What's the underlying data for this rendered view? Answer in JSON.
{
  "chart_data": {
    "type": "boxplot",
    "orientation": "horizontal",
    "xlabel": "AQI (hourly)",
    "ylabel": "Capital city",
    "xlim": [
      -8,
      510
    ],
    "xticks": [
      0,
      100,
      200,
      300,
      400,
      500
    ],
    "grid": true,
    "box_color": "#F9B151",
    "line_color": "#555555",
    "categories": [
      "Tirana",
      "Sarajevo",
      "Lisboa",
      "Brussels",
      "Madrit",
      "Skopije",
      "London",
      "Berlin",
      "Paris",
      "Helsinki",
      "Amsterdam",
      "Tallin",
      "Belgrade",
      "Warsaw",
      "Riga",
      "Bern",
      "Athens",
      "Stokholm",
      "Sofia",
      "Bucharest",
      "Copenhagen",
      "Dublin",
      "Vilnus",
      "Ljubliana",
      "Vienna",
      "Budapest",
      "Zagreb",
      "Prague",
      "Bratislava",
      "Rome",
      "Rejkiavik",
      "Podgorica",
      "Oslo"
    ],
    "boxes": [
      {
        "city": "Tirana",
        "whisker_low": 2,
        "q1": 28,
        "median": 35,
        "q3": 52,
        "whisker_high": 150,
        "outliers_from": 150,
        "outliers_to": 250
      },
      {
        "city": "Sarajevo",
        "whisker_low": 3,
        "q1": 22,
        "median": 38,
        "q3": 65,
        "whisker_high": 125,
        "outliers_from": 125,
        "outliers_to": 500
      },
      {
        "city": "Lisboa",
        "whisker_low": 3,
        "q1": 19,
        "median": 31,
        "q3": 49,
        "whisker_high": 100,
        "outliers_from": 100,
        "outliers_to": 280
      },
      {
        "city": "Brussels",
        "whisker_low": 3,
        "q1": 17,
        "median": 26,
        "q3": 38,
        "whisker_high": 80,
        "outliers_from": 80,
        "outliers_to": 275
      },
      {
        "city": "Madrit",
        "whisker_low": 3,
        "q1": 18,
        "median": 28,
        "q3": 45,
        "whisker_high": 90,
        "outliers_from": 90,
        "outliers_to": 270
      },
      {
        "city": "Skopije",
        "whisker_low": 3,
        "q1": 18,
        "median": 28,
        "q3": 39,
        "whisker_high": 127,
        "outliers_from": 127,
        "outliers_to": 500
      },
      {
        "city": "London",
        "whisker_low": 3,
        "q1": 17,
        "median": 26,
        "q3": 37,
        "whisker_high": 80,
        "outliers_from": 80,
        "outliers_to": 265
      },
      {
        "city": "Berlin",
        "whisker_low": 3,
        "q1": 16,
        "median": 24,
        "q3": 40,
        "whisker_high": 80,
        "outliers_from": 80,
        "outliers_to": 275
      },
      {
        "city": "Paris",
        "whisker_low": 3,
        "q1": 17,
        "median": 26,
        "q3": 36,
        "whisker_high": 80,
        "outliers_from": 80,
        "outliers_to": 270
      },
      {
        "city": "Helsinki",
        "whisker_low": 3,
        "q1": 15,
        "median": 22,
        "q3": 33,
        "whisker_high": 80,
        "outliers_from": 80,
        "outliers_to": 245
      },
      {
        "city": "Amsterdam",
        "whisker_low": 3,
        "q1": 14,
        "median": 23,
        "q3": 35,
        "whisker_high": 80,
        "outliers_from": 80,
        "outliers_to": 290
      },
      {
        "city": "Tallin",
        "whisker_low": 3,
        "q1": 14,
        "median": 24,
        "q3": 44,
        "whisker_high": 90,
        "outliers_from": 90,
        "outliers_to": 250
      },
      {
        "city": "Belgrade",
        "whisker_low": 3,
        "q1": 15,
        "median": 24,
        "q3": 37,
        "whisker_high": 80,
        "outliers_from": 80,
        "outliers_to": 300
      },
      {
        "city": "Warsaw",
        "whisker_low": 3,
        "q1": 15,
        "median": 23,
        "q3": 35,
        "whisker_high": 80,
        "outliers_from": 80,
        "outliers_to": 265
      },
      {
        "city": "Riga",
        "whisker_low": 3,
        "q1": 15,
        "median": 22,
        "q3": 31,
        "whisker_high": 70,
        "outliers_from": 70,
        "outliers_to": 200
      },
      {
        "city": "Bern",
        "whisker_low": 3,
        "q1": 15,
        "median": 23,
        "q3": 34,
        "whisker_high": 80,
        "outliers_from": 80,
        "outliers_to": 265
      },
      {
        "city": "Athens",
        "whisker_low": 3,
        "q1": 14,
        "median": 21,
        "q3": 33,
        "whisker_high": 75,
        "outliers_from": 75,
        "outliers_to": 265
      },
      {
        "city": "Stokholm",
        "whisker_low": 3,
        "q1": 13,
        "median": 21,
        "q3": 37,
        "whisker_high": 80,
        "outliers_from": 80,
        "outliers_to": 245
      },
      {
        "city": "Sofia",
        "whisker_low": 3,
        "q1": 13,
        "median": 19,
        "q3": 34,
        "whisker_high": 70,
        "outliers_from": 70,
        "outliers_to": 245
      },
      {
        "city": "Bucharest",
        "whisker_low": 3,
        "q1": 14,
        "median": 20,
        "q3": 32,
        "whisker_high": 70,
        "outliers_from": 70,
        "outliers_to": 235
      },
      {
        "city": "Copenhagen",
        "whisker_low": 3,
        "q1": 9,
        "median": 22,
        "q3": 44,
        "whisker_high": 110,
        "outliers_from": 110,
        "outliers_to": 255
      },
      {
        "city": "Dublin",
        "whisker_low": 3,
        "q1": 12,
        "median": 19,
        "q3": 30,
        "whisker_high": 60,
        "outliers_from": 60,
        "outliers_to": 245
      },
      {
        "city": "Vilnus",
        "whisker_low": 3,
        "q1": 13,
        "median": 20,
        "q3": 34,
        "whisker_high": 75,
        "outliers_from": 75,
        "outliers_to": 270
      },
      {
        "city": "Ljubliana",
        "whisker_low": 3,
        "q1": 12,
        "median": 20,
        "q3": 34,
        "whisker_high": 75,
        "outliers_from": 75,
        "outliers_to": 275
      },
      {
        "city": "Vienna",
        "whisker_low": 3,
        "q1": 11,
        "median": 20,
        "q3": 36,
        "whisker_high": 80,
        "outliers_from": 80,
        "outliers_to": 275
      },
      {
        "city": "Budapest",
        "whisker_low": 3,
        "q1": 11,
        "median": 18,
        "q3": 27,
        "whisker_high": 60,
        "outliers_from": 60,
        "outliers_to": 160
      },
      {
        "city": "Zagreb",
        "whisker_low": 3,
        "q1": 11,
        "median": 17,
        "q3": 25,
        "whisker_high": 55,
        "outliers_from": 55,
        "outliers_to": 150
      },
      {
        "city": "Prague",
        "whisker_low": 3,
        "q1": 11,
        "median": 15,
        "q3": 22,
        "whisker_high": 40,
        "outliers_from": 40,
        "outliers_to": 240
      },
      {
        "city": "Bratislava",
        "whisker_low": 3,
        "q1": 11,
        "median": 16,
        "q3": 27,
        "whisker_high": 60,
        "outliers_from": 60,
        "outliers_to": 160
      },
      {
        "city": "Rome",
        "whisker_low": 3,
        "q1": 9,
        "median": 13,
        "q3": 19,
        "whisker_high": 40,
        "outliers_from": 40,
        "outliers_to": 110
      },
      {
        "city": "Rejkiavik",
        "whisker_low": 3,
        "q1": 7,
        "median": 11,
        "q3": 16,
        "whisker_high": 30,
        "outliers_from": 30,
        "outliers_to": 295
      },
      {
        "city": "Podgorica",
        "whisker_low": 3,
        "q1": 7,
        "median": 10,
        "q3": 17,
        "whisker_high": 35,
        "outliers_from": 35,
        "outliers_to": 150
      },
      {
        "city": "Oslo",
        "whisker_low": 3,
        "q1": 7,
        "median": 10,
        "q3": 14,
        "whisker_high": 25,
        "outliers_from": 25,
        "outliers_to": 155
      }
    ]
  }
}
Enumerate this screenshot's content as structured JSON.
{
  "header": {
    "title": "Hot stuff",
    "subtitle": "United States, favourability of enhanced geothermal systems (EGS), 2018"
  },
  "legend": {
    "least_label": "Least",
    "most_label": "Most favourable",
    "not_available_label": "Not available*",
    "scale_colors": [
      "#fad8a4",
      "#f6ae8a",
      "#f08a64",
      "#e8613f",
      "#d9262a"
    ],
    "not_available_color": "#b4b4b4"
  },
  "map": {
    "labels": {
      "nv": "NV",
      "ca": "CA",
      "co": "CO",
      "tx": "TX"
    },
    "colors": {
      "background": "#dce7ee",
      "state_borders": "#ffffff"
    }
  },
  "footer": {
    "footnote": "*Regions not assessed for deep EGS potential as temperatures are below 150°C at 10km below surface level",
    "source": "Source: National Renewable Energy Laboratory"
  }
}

________________

## The exercise
The lines to quote run from the one containing "Enumerate this screenshot's" through the final line of the material above; please give them exactly, both ends included, and nothing else.

## Written solution
Enumerate this screenshot's content as structured JSON.
{
  "header": {
    "title": "Hot stuff",
    "subtitle": "United States, favourability of enhanced geothermal systems (EGS), 2018"
  },
  "legend": {
    "least_label": "Least",
    "most_label": "Most favourable",
    "not_available_label": "Not available*",
    "scale_colors": [
      "#fad8a4",
      "#f6ae8a",
      "#f08a64",
      "#e8613f",
      "#d9262a"
    ],
    "not_available_color": "#b4b4b4"
  },
  "map": {
    "labels": {
      "nv": "NV",
      "ca": "CA",
      "co": "CO",
      "tx": "TX"
    },
    "colors": {
      "background": "#dce7ee",
      "state_borders": "#ffffff"
    }
  },
  "footer": {
    "footnote": "*Regions not assessed for deep EGS potential as temperatures are below 150°C at 10km below surface level",
    "source": "Source: National Renewable Energy Laboratory"
  }
}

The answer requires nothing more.